Items from a dataset
+-------+

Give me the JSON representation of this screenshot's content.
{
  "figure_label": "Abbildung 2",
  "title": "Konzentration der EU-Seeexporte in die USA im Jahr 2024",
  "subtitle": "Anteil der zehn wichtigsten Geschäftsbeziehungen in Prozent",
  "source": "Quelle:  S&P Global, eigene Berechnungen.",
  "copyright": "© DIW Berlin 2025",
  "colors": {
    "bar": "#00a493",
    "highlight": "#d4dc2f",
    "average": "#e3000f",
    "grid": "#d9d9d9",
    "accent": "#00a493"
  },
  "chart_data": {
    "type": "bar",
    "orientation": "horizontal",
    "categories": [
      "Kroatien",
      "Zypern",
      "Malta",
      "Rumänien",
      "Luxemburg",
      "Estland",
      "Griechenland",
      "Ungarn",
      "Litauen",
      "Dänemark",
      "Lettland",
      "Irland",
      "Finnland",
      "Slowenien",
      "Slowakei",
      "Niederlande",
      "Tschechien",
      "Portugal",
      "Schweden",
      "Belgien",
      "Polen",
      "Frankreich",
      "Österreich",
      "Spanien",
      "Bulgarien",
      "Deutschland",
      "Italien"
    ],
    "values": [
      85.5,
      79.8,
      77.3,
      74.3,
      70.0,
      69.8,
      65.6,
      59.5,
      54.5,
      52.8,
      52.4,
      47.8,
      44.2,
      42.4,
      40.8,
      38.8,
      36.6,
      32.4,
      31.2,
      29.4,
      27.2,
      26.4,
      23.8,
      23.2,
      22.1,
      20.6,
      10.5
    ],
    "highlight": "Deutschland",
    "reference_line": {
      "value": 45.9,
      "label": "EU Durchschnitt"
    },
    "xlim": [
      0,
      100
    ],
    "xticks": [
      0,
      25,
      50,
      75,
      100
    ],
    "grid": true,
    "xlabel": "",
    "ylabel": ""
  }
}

+-------+

Directions:
Collect the lines of the data that carry the word "highlight".

Correct output:
    "highlight": "#d4dc2f",
    "highlight": "Deutschland",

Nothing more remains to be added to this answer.